BEGIN RECORDS SHOWN

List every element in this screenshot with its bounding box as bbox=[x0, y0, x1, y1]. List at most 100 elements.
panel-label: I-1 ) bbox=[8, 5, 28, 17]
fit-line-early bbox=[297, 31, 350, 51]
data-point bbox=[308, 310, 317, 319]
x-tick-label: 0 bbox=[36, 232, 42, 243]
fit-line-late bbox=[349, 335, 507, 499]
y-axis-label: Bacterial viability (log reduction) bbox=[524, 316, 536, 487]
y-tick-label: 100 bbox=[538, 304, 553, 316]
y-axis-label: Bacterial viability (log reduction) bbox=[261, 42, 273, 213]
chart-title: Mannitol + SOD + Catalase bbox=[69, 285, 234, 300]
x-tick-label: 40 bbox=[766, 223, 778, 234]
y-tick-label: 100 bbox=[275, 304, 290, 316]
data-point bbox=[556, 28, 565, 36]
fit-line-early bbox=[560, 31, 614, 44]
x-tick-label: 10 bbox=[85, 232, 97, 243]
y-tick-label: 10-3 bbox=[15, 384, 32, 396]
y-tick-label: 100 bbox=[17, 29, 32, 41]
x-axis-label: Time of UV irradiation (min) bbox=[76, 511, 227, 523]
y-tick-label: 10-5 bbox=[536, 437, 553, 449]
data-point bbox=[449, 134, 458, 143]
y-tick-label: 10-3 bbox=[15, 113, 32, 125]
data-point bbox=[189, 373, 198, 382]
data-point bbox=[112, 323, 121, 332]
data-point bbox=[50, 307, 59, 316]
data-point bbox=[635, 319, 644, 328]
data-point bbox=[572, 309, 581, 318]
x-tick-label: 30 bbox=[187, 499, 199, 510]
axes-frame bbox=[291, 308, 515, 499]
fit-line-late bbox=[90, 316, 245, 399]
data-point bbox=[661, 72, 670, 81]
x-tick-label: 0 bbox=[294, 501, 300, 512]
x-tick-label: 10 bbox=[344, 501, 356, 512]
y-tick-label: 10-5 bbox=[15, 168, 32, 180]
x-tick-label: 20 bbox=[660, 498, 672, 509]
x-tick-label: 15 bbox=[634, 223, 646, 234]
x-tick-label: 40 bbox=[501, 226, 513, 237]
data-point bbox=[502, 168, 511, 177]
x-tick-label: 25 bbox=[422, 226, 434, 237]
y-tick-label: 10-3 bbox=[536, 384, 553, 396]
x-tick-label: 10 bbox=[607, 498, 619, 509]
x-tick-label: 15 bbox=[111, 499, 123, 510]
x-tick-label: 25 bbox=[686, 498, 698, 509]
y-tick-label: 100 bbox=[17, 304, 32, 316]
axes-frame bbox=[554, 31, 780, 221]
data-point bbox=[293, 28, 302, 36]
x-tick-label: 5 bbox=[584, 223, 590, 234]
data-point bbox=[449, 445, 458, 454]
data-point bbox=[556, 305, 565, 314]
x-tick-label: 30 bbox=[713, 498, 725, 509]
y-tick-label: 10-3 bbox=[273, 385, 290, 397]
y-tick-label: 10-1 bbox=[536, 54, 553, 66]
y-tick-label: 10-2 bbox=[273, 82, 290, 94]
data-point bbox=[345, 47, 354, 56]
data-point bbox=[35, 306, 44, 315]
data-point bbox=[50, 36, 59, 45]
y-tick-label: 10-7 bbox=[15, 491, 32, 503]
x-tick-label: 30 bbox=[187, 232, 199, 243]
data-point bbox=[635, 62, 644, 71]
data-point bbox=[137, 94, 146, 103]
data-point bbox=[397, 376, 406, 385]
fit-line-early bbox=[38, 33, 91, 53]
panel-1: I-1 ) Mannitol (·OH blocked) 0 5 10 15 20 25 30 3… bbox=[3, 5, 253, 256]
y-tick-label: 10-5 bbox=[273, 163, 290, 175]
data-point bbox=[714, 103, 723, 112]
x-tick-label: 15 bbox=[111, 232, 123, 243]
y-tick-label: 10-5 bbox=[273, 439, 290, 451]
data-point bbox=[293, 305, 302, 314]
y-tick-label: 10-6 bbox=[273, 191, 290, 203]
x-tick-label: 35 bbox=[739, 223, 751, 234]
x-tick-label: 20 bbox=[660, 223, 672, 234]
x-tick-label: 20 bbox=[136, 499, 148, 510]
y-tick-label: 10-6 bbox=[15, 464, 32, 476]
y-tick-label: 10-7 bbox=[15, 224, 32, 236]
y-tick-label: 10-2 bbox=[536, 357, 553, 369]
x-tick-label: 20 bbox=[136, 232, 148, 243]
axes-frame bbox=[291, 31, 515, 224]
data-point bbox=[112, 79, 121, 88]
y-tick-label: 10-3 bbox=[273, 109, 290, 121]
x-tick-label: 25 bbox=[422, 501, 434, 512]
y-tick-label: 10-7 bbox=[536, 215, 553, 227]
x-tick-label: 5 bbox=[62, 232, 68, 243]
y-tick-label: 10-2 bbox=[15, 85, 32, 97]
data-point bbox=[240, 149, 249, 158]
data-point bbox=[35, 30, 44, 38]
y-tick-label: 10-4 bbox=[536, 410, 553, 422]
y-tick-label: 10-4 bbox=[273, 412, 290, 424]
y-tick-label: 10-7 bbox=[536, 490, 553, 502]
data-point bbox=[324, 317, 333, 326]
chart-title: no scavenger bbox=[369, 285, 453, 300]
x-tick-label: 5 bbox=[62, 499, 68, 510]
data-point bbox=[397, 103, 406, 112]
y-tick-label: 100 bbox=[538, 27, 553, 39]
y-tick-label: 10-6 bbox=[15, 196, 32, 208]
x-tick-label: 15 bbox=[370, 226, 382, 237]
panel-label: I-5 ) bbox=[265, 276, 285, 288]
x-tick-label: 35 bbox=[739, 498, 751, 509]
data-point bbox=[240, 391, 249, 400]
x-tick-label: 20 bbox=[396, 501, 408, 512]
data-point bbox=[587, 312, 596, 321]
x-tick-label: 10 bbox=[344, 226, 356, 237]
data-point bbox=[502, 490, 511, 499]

END RECORDS SHOWN

--- ABOUT THIS TASK ---
Among the lines above, which ones include the word "title"? Copy them.

--- TASK SOLUTION ---
chart-title: Mannitol + SOD + Catalase bbox=[69, 285, 234, 300]
chart-title: no scavenger bbox=[369, 285, 453, 300]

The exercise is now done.